Set problem =
Skip the pictures. Copy all the rest of the records down exactly.

Task material =

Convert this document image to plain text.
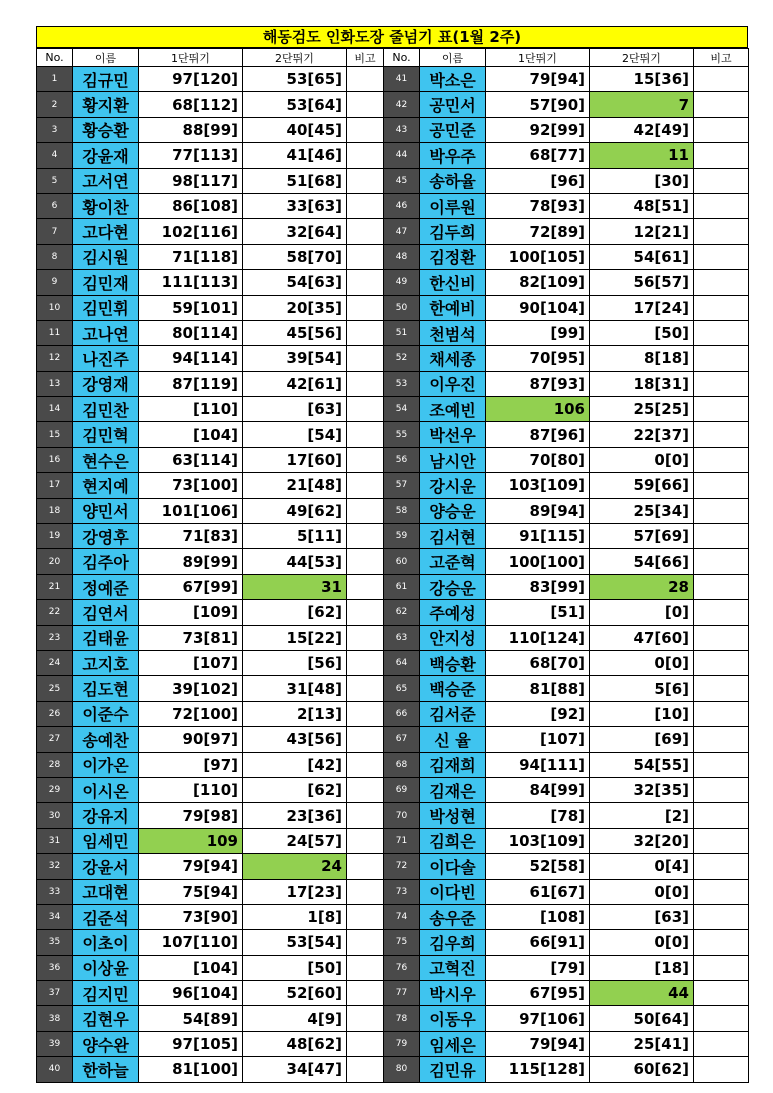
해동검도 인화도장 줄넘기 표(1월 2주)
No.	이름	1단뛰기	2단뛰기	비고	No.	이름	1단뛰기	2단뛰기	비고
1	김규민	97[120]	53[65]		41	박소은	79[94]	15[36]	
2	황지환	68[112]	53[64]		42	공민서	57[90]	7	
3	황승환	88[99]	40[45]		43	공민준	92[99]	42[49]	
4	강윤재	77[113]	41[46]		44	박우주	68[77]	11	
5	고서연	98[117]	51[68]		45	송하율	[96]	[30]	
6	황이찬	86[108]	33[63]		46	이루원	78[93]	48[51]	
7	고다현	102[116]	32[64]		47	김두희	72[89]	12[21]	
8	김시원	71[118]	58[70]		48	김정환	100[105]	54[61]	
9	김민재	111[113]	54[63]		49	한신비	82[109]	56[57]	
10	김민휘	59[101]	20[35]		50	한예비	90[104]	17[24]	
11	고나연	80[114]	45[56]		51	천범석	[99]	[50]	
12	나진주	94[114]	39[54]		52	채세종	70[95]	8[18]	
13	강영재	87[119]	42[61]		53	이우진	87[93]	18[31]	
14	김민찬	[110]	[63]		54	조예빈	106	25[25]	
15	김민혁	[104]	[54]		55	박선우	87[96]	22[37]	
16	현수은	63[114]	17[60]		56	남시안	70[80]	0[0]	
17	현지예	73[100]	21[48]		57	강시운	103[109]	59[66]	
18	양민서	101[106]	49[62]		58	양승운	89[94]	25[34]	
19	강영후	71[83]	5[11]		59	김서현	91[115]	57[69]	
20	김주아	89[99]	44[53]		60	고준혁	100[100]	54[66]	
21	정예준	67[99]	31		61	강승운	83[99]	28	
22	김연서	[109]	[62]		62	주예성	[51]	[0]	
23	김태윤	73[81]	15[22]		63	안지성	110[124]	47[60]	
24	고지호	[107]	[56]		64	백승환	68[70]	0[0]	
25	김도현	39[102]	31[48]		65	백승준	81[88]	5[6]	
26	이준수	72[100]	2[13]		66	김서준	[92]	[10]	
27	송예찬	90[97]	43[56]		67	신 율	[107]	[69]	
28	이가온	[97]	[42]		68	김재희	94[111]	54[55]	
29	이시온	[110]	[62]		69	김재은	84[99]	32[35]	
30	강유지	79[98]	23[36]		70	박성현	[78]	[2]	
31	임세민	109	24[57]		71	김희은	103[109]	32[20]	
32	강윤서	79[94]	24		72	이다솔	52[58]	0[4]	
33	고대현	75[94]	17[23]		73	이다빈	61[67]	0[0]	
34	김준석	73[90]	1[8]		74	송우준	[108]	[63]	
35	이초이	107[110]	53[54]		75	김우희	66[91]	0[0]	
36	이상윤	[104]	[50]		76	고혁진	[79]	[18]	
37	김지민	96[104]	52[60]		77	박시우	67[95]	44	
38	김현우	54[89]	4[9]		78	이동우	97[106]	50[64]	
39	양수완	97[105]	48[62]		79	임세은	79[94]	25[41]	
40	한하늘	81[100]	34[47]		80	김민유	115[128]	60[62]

Task result =
Convert this document image to plain text.
해동검도 인화도장 줄넘기 표(1월 2주)
No.	이름	1단뛰기	2단뛰기	비고	No.	이름	1단뛰기	2단뛰기	비고
1	김규민	97[120]	53[65]		41	박소은	79[94]	15[36]	
2	황지환	68[112]	53[64]		42	공민서	57[90]	7	
3	황승환	88[99]	40[45]		43	공민준	92[99]	42[49]	
4	강윤재	77[113]	41[46]		44	박우주	68[77]	11	
5	고서연	98[117]	51[68]		45	송하율	[96]	[30]	
6	황이찬	86[108]	33[63]		46	이루원	78[93]	48[51]	
7	고다현	102[116]	32[64]		47	김두희	72[89]	12[21]	
8	김시원	71[118]	58[70]		48	김정환	100[105]	54[61]	
9	김민재	111[113]	54[63]		49	한신비	82[109]	56[57]	
10	김민휘	59[101]	20[35]		50	한예비	90[104]	17[24]	
11	고나연	80[114]	45[56]		51	천범석	[99]	[50]	
12	나진주	94[114]	39[54]		52	채세종	70[95]	8[18]	
13	강영재	87[119]	42[61]		53	이우진	87[93]	18[31]	
14	김민찬	[110]	[63]		54	조예빈	106	25[25]	
15	김민혁	[104]	[54]		55	박선우	87[96]	22[37]	
16	현수은	63[114]	17[60]		56	남시안	70[80]	0[0]	
17	현지예	73[100]	21[48]		57	강시운	103[109]	59[66]	
18	양민서	101[106]	49[62]		58	양승운	89[94]	25[34]	
19	강영후	71[83]	5[11]		59	김서현	91[115]	57[69]	
20	김주아	89[99]	44[53]		60	고준혁	100[100]	54[66]	
21	정예준	67[99]	31		61	강승운	83[99]	28	
22	김연서	[109]	[62]		62	주예성	[51]	[0]	
23	김태윤	73[81]	15[22]		63	안지성	110[124]	47[60]	
24	고지호	[107]	[56]		64	백승환	68[70]	0[0]	
25	김도현	39[102]	31[48]		65	백승준	81[88]	5[6]	
26	이준수	72[100]	2[13]		66	김서준	[92]	[10]	
27	송예찬	90[97]	43[56]		67	신 율	[107]	[69]	
28	이가온	[97]	[42]		68	김재희	94[111]	54[55]	
29	이시온	[110]	[62]		69	김재은	84[99]	32[35]	
30	강유지	79[98]	23[36]		70	박성현	[78]	[2]	
31	임세민	109	24[57]		71	김희은	103[109]	32[20]	
32	강윤서	79[94]	24		72	이다솔	52[58]	0[4]	
33	고대현	75[94]	17[23]		73	이다빈	61[67]	0[0]	
34	김준석	73[90]	1[8]		74	송우준	[108]	[63]	
35	이초이	107[110]	53[54]		75	김우희	66[91]	0[0]	
36	이상윤	[104]	[50]		76	고혁진	[79]	[18]	
37	김지민	96[104]	52[60]		77	박시우	67[95]	44	
38	김현우	54[89]	4[9]		78	이동우	97[106]	50[64]	
39	양수완	97[105]	48[62]		79	임세은	79[94]	25[41]	
40	한하늘	81[100]	34[47]		80	김민유	115[128]	60[62]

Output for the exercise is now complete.